Records from a dataset:
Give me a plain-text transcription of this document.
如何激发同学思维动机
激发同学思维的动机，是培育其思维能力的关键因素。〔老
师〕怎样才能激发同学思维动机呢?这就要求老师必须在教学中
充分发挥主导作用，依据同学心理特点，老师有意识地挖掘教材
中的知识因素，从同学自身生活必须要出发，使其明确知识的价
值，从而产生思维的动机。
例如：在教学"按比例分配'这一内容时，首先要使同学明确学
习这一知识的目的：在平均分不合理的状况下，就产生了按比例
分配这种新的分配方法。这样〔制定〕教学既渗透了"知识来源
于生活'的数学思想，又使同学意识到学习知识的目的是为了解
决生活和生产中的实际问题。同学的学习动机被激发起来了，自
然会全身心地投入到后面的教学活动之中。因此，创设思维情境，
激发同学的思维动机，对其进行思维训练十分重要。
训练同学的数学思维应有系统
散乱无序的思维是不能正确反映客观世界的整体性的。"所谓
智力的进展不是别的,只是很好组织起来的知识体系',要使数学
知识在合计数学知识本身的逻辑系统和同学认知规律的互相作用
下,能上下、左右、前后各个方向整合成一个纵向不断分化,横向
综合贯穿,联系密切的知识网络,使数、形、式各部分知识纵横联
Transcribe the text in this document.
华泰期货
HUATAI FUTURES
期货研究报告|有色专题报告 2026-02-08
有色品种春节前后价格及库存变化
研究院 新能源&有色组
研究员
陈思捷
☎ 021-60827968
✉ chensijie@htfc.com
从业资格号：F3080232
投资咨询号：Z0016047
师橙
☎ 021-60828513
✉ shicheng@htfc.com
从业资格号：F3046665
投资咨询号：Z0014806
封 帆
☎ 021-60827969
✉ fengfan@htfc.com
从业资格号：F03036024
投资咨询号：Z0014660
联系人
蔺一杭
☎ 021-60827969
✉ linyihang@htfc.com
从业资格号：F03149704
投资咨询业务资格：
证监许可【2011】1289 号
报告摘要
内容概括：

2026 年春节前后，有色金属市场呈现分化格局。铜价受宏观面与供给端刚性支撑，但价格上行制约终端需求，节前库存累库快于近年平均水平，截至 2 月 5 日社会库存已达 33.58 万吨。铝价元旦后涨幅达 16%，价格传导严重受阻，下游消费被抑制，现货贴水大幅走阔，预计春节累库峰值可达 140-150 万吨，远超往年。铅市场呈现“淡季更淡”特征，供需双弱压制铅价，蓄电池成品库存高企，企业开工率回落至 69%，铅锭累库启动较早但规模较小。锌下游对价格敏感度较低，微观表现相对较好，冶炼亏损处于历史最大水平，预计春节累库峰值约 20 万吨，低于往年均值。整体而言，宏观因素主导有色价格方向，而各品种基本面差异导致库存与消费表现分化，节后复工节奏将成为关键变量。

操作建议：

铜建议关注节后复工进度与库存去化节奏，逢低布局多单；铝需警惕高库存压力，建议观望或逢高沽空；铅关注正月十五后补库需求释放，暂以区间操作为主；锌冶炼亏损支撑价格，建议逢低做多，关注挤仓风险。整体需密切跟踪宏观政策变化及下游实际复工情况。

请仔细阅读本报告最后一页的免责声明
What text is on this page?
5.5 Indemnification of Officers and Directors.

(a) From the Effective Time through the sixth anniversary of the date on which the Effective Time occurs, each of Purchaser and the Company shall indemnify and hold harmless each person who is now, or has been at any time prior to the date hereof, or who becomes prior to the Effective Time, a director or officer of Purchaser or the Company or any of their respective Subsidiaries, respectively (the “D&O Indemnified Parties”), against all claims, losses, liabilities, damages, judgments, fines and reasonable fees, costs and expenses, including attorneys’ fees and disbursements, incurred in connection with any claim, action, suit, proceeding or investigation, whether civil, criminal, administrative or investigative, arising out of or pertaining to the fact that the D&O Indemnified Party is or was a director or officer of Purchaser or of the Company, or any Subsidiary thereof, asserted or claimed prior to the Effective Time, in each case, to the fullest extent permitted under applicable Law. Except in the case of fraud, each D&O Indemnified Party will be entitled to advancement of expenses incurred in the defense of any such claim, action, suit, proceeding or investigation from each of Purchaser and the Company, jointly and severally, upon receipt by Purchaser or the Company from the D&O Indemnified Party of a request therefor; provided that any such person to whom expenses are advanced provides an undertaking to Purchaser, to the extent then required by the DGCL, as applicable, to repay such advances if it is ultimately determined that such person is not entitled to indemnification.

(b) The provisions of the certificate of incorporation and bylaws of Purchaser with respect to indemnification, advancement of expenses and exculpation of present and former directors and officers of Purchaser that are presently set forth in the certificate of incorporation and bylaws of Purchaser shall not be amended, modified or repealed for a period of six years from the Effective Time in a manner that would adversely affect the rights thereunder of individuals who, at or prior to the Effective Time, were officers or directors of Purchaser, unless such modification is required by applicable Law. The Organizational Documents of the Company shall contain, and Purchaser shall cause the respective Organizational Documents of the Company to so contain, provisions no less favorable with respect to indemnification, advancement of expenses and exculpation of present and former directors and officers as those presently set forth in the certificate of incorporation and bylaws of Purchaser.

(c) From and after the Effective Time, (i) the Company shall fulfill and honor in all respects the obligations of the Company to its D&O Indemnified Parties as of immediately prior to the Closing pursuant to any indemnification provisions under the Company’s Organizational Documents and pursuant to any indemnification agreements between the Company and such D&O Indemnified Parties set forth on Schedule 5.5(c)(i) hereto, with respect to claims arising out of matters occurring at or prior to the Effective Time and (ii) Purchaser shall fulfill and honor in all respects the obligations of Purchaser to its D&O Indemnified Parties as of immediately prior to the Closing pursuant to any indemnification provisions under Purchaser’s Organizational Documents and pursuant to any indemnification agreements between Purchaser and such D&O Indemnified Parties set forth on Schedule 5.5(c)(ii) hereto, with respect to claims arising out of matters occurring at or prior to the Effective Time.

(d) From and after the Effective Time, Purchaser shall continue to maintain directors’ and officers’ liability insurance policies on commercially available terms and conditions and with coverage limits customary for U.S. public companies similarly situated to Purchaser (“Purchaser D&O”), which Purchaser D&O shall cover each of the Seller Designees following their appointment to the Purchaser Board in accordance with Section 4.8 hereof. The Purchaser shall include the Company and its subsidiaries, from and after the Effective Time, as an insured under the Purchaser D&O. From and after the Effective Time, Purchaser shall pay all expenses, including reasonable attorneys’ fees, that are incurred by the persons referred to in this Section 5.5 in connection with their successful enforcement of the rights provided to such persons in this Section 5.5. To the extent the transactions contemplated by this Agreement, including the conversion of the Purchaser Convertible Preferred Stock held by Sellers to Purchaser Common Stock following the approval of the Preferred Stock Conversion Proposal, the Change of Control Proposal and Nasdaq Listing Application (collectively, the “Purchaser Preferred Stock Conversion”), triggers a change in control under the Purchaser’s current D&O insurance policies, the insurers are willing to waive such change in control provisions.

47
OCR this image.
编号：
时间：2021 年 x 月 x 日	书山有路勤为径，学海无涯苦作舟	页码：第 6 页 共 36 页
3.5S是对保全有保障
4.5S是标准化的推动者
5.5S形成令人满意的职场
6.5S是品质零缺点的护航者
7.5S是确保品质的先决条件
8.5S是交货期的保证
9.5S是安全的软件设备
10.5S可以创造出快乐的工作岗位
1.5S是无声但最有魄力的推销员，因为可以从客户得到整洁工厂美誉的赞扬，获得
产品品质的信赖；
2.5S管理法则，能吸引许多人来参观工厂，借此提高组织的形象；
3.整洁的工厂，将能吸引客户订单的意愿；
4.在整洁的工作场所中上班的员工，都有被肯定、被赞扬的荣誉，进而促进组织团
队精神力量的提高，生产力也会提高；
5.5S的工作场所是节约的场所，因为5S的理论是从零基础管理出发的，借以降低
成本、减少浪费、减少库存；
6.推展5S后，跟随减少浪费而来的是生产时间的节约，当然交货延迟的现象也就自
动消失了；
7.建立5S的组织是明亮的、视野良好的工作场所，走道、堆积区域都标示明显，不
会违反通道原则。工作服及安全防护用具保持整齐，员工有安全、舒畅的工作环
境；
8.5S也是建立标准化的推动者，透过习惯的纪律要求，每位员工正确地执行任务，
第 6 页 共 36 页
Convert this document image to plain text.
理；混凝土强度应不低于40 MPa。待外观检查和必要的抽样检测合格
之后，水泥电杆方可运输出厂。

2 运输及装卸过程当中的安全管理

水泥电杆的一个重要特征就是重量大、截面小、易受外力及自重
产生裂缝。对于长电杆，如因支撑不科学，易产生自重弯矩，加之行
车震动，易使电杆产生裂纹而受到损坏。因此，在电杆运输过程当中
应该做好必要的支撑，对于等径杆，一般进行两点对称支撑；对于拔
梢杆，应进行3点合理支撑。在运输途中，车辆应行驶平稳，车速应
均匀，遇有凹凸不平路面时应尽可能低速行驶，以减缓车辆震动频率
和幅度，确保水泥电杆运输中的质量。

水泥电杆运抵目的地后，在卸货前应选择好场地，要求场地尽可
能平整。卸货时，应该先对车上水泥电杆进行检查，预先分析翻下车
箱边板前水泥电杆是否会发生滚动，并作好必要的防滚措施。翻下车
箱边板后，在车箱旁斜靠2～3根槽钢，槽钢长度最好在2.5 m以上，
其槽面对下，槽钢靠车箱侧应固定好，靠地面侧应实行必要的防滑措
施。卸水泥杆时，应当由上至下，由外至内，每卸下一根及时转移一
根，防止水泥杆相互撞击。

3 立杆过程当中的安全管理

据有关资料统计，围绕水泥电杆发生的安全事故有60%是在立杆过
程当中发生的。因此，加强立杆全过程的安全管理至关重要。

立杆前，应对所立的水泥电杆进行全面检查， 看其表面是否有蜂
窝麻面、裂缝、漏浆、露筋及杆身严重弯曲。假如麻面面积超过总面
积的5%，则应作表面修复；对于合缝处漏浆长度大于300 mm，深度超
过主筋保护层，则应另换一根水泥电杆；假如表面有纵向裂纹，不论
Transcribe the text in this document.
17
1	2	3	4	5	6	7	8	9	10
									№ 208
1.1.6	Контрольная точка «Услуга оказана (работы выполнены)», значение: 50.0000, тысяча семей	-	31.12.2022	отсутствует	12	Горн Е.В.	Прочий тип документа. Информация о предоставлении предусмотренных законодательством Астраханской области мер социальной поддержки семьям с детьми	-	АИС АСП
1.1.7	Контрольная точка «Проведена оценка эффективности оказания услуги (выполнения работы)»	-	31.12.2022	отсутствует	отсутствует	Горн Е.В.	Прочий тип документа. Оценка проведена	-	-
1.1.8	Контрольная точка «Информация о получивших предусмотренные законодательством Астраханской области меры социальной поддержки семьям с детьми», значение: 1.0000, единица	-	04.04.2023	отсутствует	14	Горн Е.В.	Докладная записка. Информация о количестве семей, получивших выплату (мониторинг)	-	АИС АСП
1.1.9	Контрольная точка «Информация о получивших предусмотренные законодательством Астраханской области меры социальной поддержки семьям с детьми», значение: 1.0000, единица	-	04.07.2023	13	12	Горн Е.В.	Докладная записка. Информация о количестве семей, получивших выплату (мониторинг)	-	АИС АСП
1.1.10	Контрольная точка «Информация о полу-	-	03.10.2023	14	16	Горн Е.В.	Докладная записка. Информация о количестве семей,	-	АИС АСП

**YOUR GOAL**. Count every line above that holds the string "投资咨询号" and give the total, nothing more.

**FULL ANSWER**. 3